Data entries

------------------------------------------------

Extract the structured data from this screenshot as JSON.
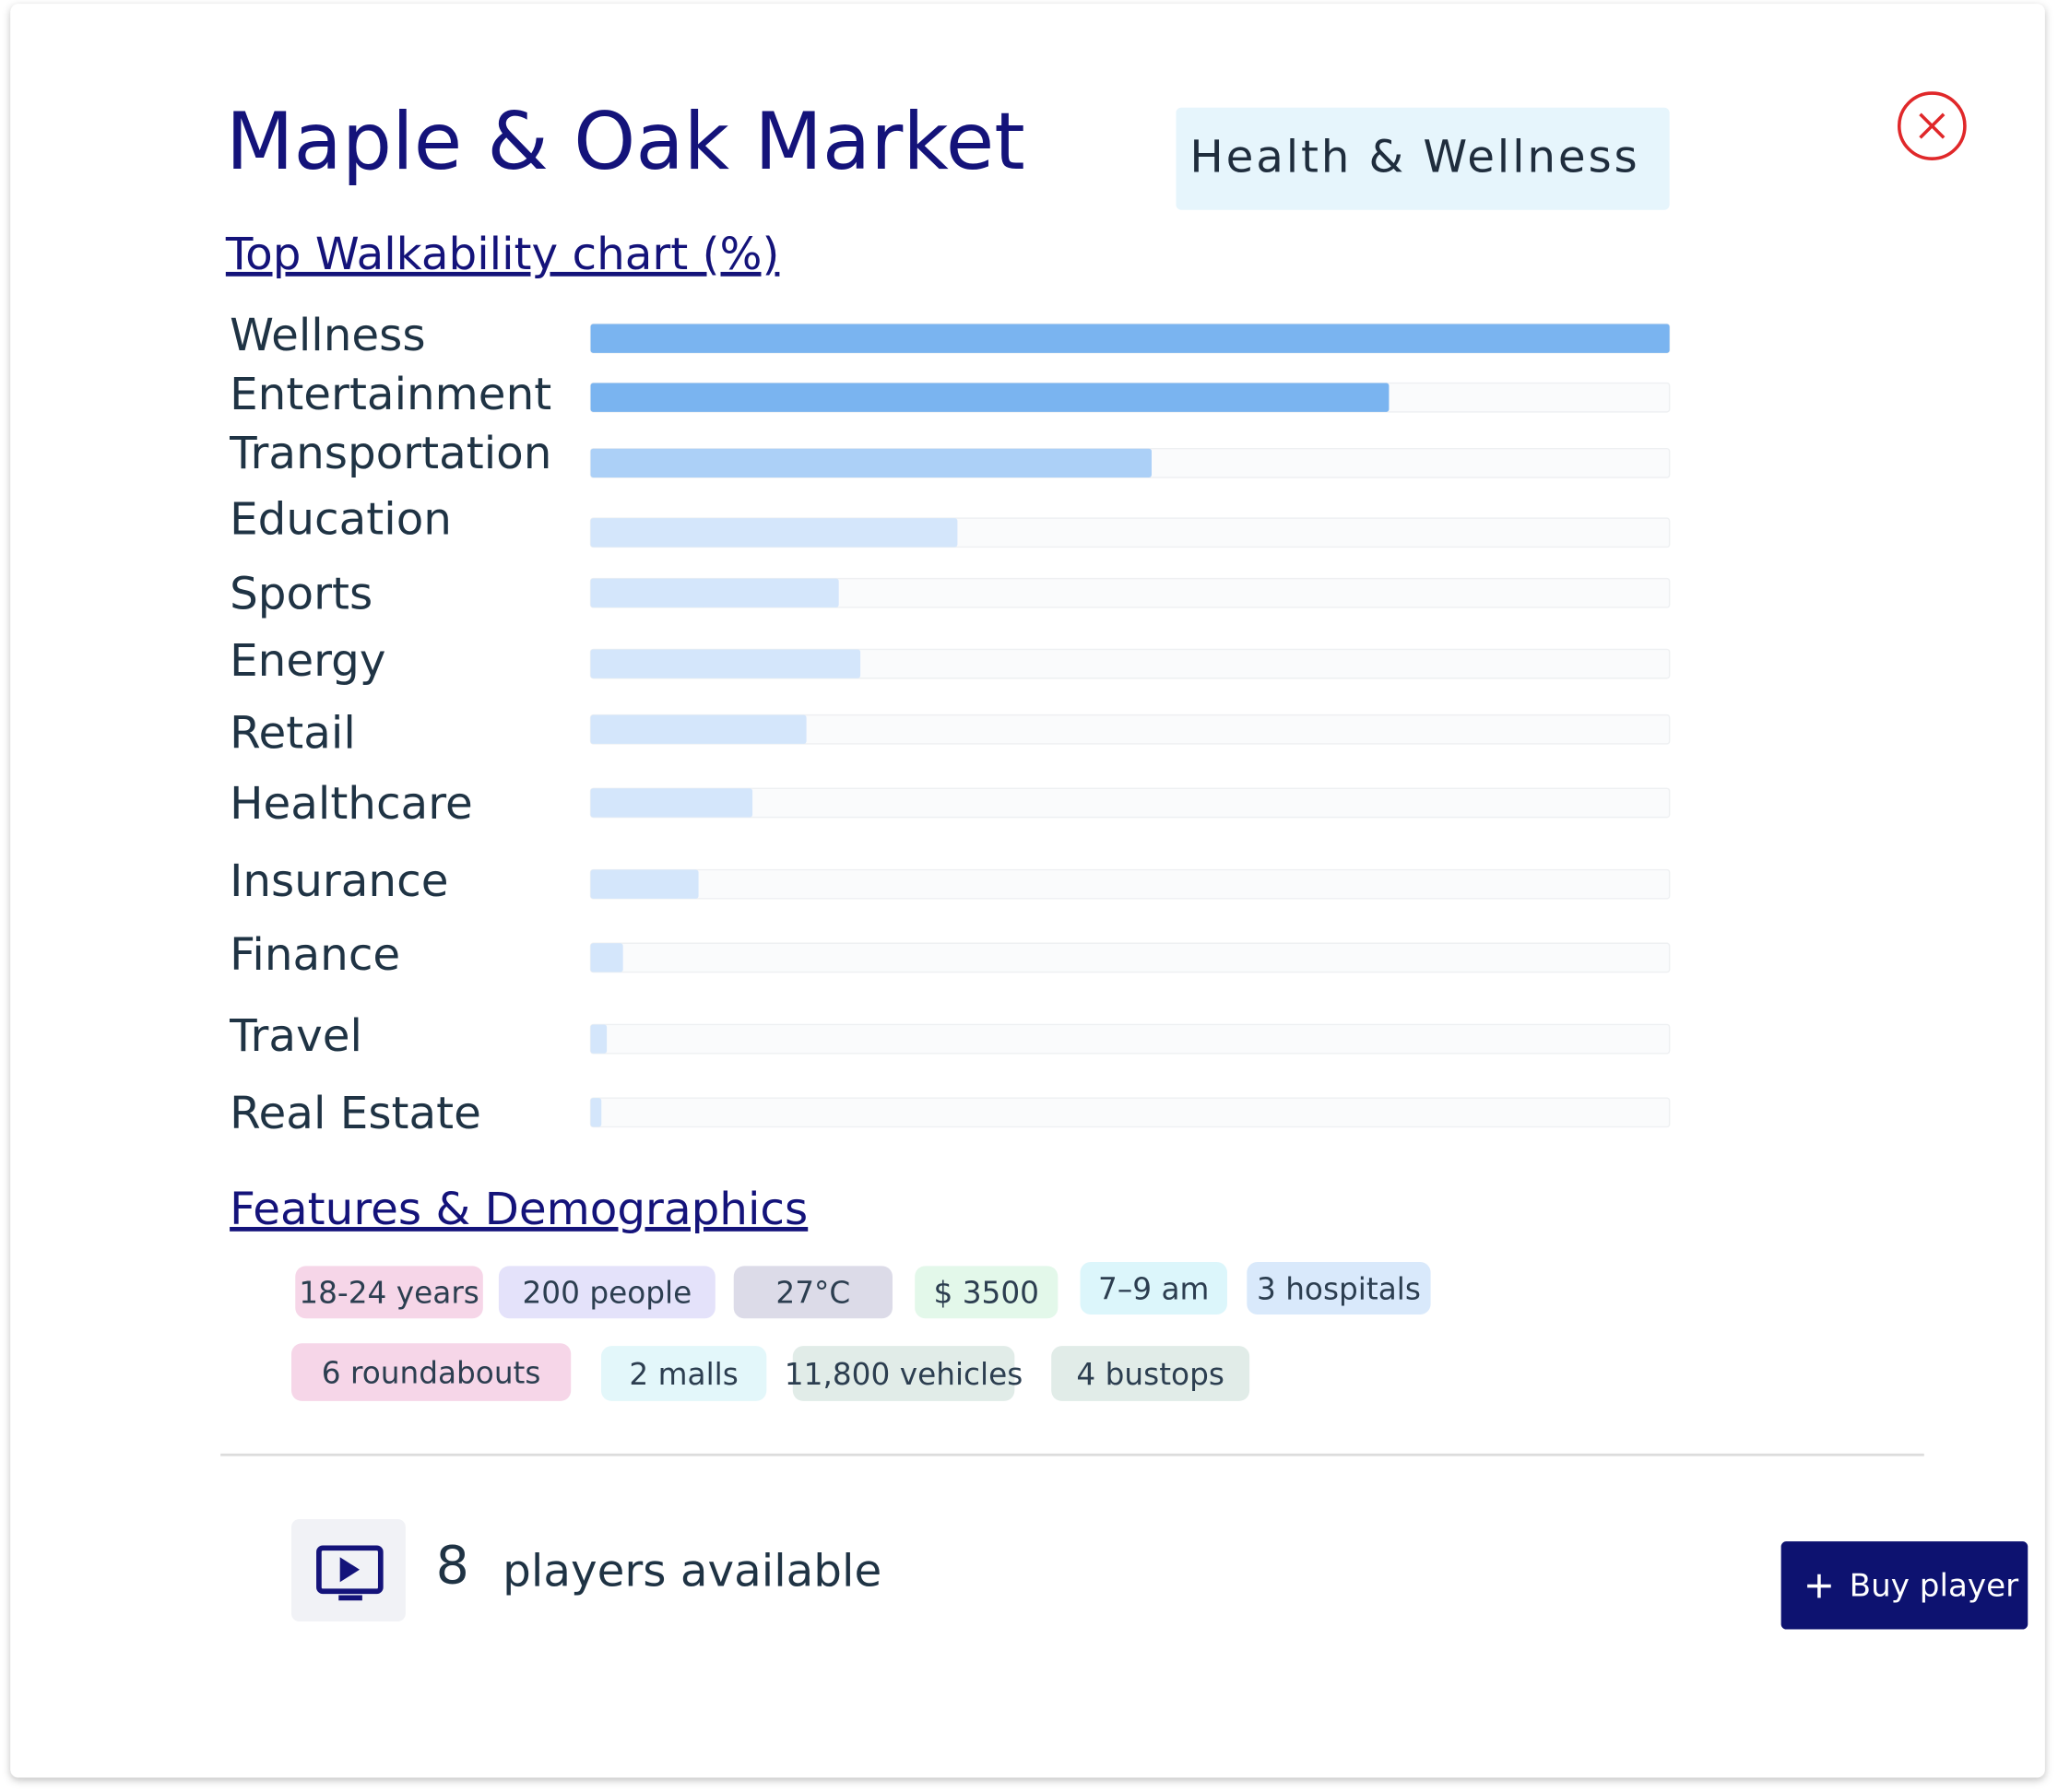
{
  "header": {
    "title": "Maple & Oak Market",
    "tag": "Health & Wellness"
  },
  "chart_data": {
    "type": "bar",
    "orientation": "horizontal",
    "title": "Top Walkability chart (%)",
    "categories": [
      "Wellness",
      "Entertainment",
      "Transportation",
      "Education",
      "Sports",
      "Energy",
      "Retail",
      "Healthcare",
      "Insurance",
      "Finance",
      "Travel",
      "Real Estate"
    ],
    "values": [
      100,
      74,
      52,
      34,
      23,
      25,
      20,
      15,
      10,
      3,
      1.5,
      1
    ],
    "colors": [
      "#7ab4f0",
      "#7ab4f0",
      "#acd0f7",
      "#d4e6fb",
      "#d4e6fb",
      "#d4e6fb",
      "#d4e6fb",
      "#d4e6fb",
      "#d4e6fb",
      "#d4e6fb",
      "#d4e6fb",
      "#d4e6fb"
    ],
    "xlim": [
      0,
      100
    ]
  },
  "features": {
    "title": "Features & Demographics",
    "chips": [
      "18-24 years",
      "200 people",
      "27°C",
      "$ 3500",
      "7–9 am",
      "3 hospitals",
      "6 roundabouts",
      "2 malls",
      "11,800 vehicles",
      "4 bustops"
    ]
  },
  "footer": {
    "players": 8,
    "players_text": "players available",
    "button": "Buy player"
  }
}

------------------------------------------------

(Directive): Pictures stay out of the copy; please restate every record above exactly.

(Task answer):
Extract the structured data from this screenshot as JSON.
{
  "header": {
    "title": "Maple & Oak Market",
    "tag": "Health & Wellness"
  },
  "chart_data": {
    "type": "bar",
    "orientation": "horizontal",
    "title": "Top Walkability chart (%)",
    "categories": [
      "Wellness",
      "Entertainment",
      "Transportation",
      "Education",
      "Sports",
      "Energy",
      "Retail",
      "Healthcare",
      "Insurance",
      "Finance",
      "Travel",
      "Real Estate"
    ],
    "values": [
      100,
      74,
      52,
      34,
      23,
      25,
      20,
      15,
      10,
      3,
      1.5,
      1
    ],
    "colors": [
      "#7ab4f0",
      "#7ab4f0",
      "#acd0f7",
      "#d4e6fb",
      "#d4e6fb",
      "#d4e6fb",
      "#d4e6fb",
      "#d4e6fb",
      "#d4e6fb",
      "#d4e6fb",
      "#d4e6fb",
      "#d4e6fb"
    ],
    "xlim": [
      0,
      100
    ]
  },
  "features": {
    "title": "Features & Demographics",
    "chips": [
      "18-24 years",
      "200 people",
      "27°C",
      "$ 3500",
      "7–9 am",
      "3 hospitals",
      "6 roundabouts",
      "2 malls",
      "11,800 vehicles",
      "4 bustops"
    ]
  },
  "footer": {
    "players": 8,
    "players_text": "players available",
    "button": "Buy player"
  }
}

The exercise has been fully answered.